Search the data below for the word "minutes" and copy each line that holds it.

☆ ☆ ☆ ☆

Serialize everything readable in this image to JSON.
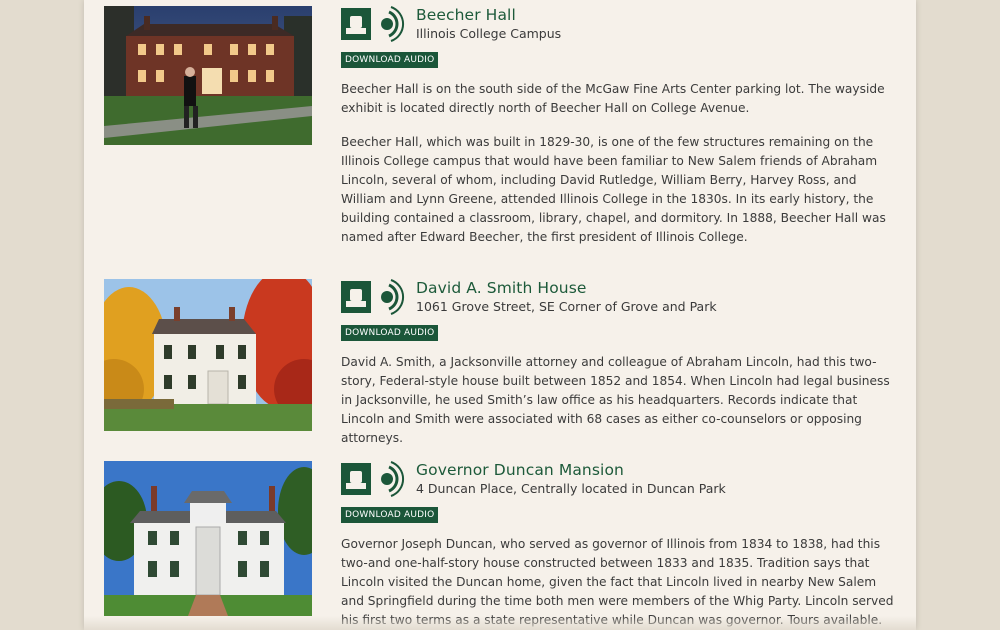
{
  "entries": [
    {
      "title": "Beecher Hall",
      "subtitle": "Illinois College Campus",
      "button": "DOWNLOAD AUDIO",
      "photo": "photo of Beecher Hall at dusk with costumed performer",
      "icons": [
        "landmark-building-icon",
        "audio-waves-icon"
      ],
      "paragraphs": [
        "Beecher Hall is on the south side of the McGaw Fine Arts Center parking lot. The wayside exhibit is located directly north of Beecher Hall on College Avenue.",
        "Beecher Hall, which was built in 1829-30, is one of the few structures remaining on the Illinois College campus that would have been familiar to New Salem friends of Abraham Lincoln, several of whom, including David Rutledge, William Berry, Harvey Ross, and William and Lynn Greene, attended Illinois College in the 1830s. In its early history, the building contained a classroom, library, chapel, and dormitory. In 1888, Beecher Hall was named after Edward Beecher, the first president of Illinois College."
      ]
    },
    {
      "title": "David A. Smith House",
      "subtitle": "1061 Grove Street, SE Corner of Grove and Park",
      "button": "DOWNLOAD AUDIO",
      "photo": "photo of David A. Smith House with autumn trees",
      "icons": [
        "landmark-building-icon",
        "audio-waves-icon"
      ],
      "paragraphs": [
        "David A. Smith, a Jacksonville attorney and colleague of Abraham Lincoln, had this two-story, Federal-style house built between 1852 and 1854. When Lincoln had legal business in Jacksonville, he used Smith’s law office as his headquarters. Records indicate that Lincoln and Smith were associated with 68 cases as either co-counselors or opposing attorneys."
      ]
    },
    {
      "title": "Governor Duncan Mansion",
      "subtitle": "4 Duncan Place, Centrally located in Duncan Park",
      "button": "DOWNLOAD AUDIO",
      "photo": "photo of Governor Duncan Mansion",
      "icons": [
        "landmark-building-icon",
        "audio-waves-icon"
      ],
      "paragraphs": [
        "Governor Joseph Duncan, who served as governor of Illinois from 1834 to 1838, had this two-and one-half-story house constructed between 1833 and 1835. Tradition says that Lincoln visited the Duncan home, given the fact that Lincoln lived in nearby New Salem and Springfield during the time both men were members of the Whig Party. Lincoln served his first two terms as a state representative while Duncan was governor. Tours available."
      ]
    }
  ],
  "colors": {
    "accent": "#1b5639",
    "title": "#1d5a3a",
    "panel": "#f6f1ea",
    "background": "#e6dfd2"
  }
}
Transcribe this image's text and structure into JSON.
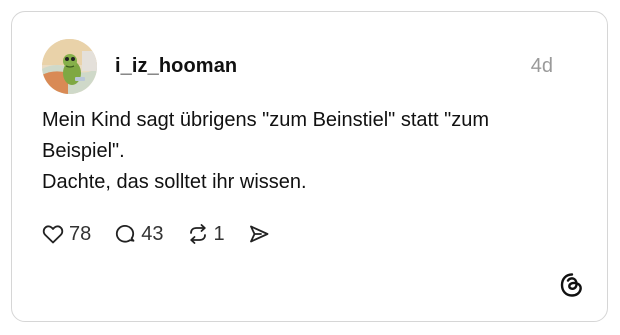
{
  "post": {
    "username": "i_iz_hooman",
    "time": "4d",
    "text_lines": [
      "Mein Kind sagt übrigens \"zum Beinstiel\" statt \"zum",
      "Beispiel\".",
      "Dachte, das solltet ihr wissen."
    ]
  },
  "actions": {
    "likes": "78",
    "replies": "43",
    "reposts": "1",
    "like_icon": "heart-outline-icon",
    "reply_icon": "speech-bubble-icon",
    "repost_icon": "repost-arrows-icon",
    "share_icon": "send-arrow-icon"
  },
  "branding": {
    "logo_icon": "threads-logo-icon"
  },
  "colors": {
    "border": "#d6d6d6",
    "text": "#111111",
    "muted": "#9a9a9a"
  }
}
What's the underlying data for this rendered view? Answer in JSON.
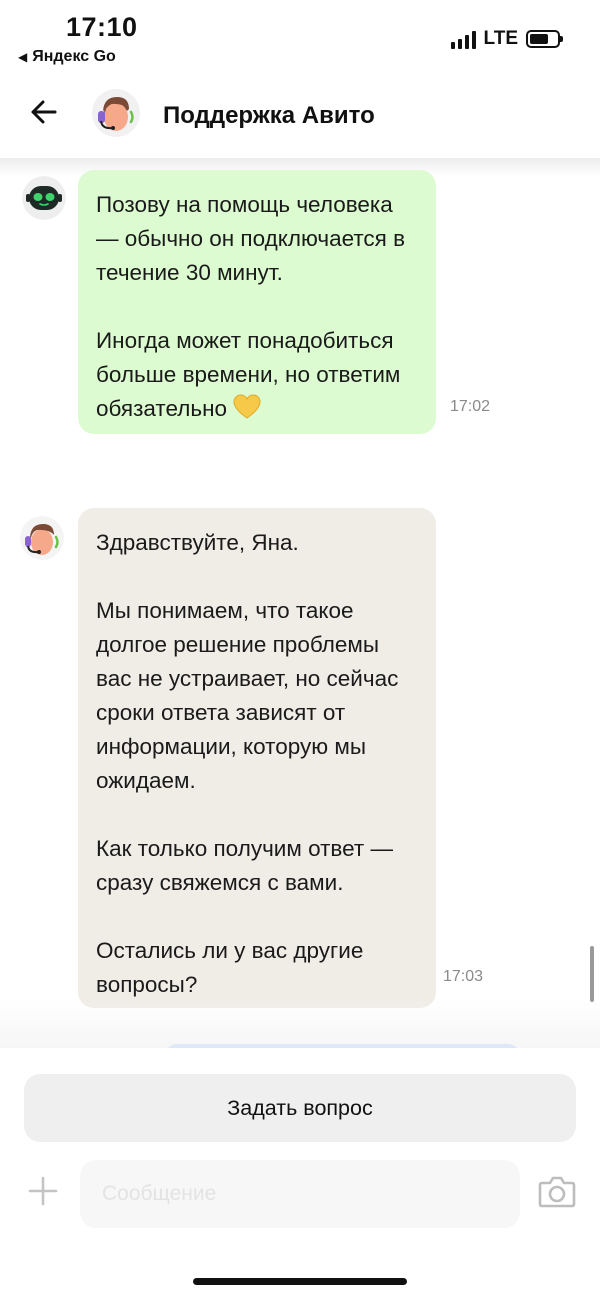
{
  "status_bar": {
    "time": "17:10",
    "back_app": "Яндекс Go",
    "network": "LTE"
  },
  "header": {
    "title": "Поддержка Авито"
  },
  "messages": [
    {
      "sender": "bot",
      "avatar_icon": "robot-icon",
      "paragraphs": [
        "Позову на помощь человека — обычно он подключается в течение 30 минут.",
        "Иногда может понадобиться больше времени, но ответим обязательно"
      ],
      "emoji": "yellow-heart-icon",
      "time": "17:02"
    },
    {
      "sender": "agent",
      "avatar_icon": "support-agent-icon",
      "paragraphs": [
        "Здравствуйте, Яна.",
        "Мы понимаем, что такое долгое решение проблемы вас не устраивает, но сейчас сроки ответа зависят от информации, которую мы ожидаем.",
        "Как только получим ответ — сразу свяжемся с вами.",
        "Остались ли у вас другие вопросы?"
      ],
      "time": "17:03"
    }
  ],
  "composer": {
    "ask_button_label": "Задать вопрос",
    "input_value": "",
    "input_placeholder": "Сообщение"
  },
  "colors": {
    "bot_bubble": "#dcfbd0",
    "agent_bubble": "#f0ede7",
    "button_bg": "#efefef"
  }
}
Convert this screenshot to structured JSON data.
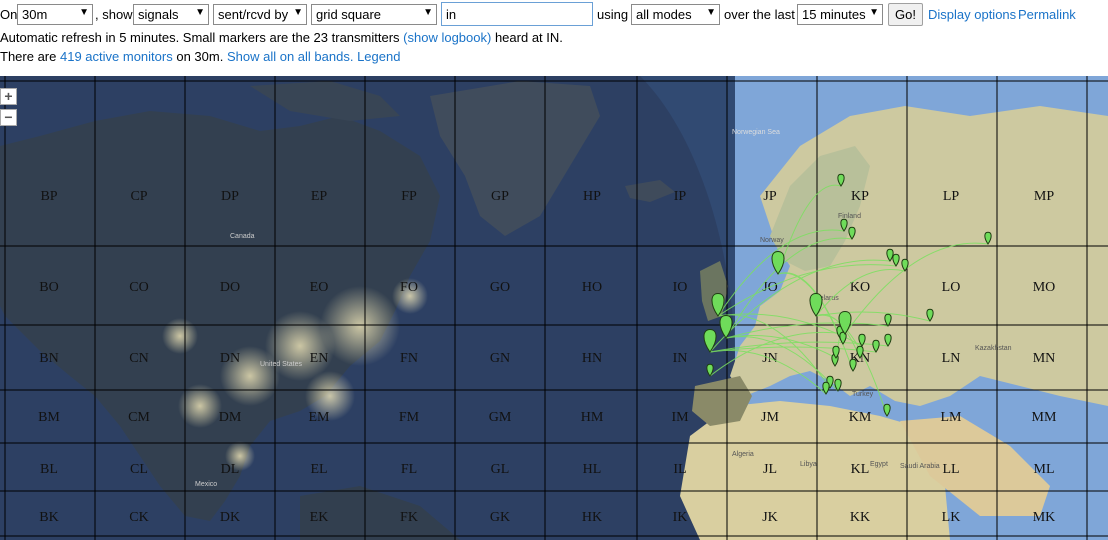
{
  "controls": {
    "on_label": "On",
    "band": "30m",
    "show_label": ", show",
    "show_what": "signals",
    "direction": "sent/rcvd by",
    "filter_type": "grid square",
    "filter_value": "in",
    "using_label": "using",
    "modes": "all modes",
    "over_label": "over the last",
    "period": "15 minutes",
    "go_label": "Go!",
    "display_options": "Display options",
    "permalink": "Permalink"
  },
  "status": {
    "line1_a": "Automatic refresh in 5 minutes. Small markers are the 23 transmitters",
    "show_logbook": "(show logbook)",
    "line1_b": "heard at IN.",
    "line2_a": "There are",
    "active_monitors": "419 active monitors",
    "line2_b": "on 30m.",
    "show_all": "Show all on all bands.",
    "legend": "Legend"
  },
  "map": {
    "zoom_in": "+",
    "zoom_out": "−",
    "grid_columns": [
      "BP",
      "CP",
      "DP",
      "EP",
      "FP",
      "GP",
      "HP",
      "IP",
      "JP",
      "KP",
      "LP",
      "MP"
    ],
    "grid_rows": [
      [
        "BP",
        "CP",
        "DP",
        "EP",
        "FP",
        "GP",
        "HP",
        "IP",
        "JP",
        "KP",
        "LP",
        "MP"
      ],
      [
        "BO",
        "CO",
        "DO",
        "EO",
        "FO",
        "GO",
        "HO",
        "IO",
        "JO",
        "KO",
        "LO",
        "MO"
      ],
      [
        "BN",
        "CN",
        "DN",
        "EN",
        "FN",
        "GN",
        "HN",
        "IN",
        "JN",
        "KN",
        "LN",
        "MN"
      ],
      [
        "BM",
        "CM",
        "DM",
        "EM",
        "FM",
        "GM",
        "HM",
        "IM",
        "JM",
        "KM",
        "LM",
        "MM"
      ],
      [
        "BL",
        "CL",
        "DL",
        "EL",
        "FL",
        "GL",
        "HL",
        "IL",
        "JL",
        "KL",
        "LL",
        "ML"
      ],
      [
        "BK",
        "CK",
        "DK",
        "EK",
        "FK",
        "GK",
        "HK",
        "IK",
        "JK",
        "KK",
        "LK",
        "MK"
      ]
    ],
    "place_labels": {
      "norwegian_sea": "Norwegian Sea",
      "canada": "Canada",
      "finland": "Finland",
      "norway": "Norway",
      "belarus": "Belarus",
      "turkey": "Turkey",
      "kazakhstan": "Kazakhstan",
      "algeria": "Algeria",
      "libya": "Libya",
      "egypt": "Egypt",
      "saudi_arabia": "Saudi Arabia",
      "mexico": "Mexico",
      "united_states": "United States"
    },
    "colors": {
      "ocean": "#324a70",
      "night": "#26344f",
      "land_day": "#d9d6b3",
      "marker": "#6fdc5a"
    }
  }
}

☆ ☆ ☆ ☆

*RESULT*.
    "period": "15 minutes",
    "line1_a": "Automatic refresh in 5 minutes. Small markers are the 23 transmitters",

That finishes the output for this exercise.